> **TEXTO PARA LEER**:
———

"En aquel tiempo, muchos judíos habían ido a ver a Marta y a María, para consolarlas por la muerte de su hermano Lázaro. Cuando Marta supo que Jesús llegaba, salió a su encuentro, mientras María se quedaba en casa.
Marta dijo a Jesús: «Señor, si hubieras estado aquí, no habría muerto mi hermano. Pero hermano también sé que todo lo que pidas a Dios, Dios te lo concederá». Jesús le dijo: «Tu hermano resucitará». Marta respondió: «Sé que resucitará en la resurrección en el último día».
Jesús le dijo: «Yo soy la resurrección y la vida: el que cree en mí, aunque haya muerto, vivirá; y el que vive y cree en mí, no morirá para siempre. ¿Crees esto?». Ella le contestó: «Sí, Señor; yo creo que tú eres el Cristo, el Hijo de Dios, el que tenía que venir al mundo»."
Hoy la Iglesia celebra la memoria de Marta, María y Lázaro, los amigos de Betania que abrían las puertas de su hogar a Jesús. El texto nos muestra una profesión de fe madura y profunda en medio del dolor y la pérdida.
La enseñanza: Marta sale al encuentro de Jesús sin ocultar su tristeza ni su desilusión inicial ("si hubieras estado aquí..."). Sin embargo, su reclamo no se transforma en amargura, sino en una declaración monumental de confianza: «Sé que todo lo que pidas a Dios, Dios te lo concederá». Frente a la promesa de Jesús, Marta no solo espera un milagro lejano en el futuro, sino que reconoce en Él la fuente presente de la vida y la victoria sobre la muerte.

———

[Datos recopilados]
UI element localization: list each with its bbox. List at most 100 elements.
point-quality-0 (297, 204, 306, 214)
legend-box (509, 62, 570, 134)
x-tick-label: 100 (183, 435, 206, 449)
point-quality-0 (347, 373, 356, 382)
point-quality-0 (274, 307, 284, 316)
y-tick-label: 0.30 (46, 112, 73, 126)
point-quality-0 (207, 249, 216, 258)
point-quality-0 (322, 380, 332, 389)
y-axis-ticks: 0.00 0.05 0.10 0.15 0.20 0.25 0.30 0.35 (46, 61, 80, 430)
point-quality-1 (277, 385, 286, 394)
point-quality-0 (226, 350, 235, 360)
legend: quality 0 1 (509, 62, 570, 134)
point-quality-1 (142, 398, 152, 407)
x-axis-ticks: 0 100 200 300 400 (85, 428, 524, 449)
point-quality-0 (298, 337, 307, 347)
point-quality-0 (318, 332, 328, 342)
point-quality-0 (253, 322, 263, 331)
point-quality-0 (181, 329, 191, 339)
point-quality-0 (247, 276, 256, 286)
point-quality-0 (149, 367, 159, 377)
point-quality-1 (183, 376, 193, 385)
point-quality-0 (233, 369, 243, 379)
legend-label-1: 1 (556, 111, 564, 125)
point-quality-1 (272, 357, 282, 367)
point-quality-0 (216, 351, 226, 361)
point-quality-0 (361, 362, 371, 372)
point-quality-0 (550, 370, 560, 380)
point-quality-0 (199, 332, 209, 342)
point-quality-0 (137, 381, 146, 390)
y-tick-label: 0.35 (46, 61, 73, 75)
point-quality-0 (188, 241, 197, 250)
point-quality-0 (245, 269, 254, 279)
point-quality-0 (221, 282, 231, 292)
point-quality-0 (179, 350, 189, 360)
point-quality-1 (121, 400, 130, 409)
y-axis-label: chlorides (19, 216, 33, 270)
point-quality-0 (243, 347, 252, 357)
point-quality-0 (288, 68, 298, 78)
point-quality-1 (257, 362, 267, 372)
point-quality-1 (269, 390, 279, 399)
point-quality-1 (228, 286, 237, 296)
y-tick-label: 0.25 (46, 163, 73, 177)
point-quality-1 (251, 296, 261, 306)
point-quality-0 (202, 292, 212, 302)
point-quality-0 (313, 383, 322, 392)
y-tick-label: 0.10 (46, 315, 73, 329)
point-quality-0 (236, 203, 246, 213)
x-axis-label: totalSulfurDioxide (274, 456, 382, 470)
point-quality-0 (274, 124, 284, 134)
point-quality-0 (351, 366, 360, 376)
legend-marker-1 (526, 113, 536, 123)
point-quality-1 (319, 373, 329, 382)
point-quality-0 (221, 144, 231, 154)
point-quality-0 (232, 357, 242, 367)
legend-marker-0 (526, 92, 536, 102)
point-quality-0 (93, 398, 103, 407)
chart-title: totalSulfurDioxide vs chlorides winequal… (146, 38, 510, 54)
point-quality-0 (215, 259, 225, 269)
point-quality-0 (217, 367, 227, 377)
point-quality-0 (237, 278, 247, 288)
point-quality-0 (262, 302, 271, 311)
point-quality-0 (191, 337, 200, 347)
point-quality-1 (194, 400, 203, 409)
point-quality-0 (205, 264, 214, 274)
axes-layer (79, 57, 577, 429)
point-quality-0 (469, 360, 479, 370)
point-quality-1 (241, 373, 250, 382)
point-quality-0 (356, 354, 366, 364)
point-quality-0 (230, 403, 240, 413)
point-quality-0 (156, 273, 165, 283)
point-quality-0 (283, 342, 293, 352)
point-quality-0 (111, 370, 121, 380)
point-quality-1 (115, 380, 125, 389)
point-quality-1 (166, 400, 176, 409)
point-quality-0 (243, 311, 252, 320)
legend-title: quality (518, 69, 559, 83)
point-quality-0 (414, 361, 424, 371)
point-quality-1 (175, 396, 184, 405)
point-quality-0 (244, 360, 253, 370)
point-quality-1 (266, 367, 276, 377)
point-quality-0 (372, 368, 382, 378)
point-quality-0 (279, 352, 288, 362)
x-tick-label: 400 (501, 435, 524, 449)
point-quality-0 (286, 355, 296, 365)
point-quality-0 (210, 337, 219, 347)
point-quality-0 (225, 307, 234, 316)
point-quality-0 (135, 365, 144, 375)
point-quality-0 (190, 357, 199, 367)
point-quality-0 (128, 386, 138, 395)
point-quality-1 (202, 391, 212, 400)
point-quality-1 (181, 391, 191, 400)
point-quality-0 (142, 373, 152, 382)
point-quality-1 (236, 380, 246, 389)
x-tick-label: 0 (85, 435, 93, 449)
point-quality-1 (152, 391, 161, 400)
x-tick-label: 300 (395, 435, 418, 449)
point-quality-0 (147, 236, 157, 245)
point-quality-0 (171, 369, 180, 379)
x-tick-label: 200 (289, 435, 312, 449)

———

> **CONSIGNA**: Copia del texto sobre Marta, María y Lázaro el fragmento que comienza con las palabras "Hoy la Iglesia" y termina con "y la pérdida.".

> **SOLUCIÓN DE LA TAREA**:
Hoy la Iglesia celebra la memoria de Marta, María y Lázaro, los amigos de Betania que abrían las puertas de su hogar a Jesús. El texto nos muestra una profesión de fe madura y profunda en medio del dolor y la pérdida.